Of the lines in the records that follow, how many include the word "field"? Answer with a bare number.

Data items
_ _ _
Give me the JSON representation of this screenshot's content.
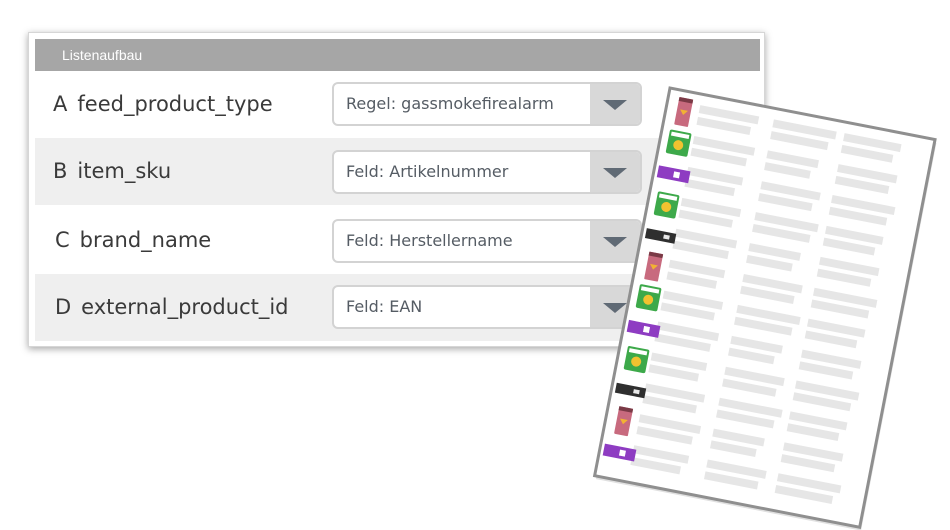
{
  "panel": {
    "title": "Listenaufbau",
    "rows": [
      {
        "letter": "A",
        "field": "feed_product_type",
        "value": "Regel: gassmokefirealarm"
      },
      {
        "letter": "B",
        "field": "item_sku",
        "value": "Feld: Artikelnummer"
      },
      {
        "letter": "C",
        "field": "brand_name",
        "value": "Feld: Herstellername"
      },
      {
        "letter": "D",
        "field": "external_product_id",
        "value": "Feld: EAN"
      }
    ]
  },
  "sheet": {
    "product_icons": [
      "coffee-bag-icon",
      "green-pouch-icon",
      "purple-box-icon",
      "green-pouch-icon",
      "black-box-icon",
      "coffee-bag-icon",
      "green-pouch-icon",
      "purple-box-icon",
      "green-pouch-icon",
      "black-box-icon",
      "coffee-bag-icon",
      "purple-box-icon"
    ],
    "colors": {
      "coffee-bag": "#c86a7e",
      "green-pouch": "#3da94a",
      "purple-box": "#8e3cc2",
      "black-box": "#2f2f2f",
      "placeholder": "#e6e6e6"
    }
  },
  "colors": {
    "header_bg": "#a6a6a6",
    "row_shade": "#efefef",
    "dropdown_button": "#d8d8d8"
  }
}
_ _ _
:: Solved problem ::
4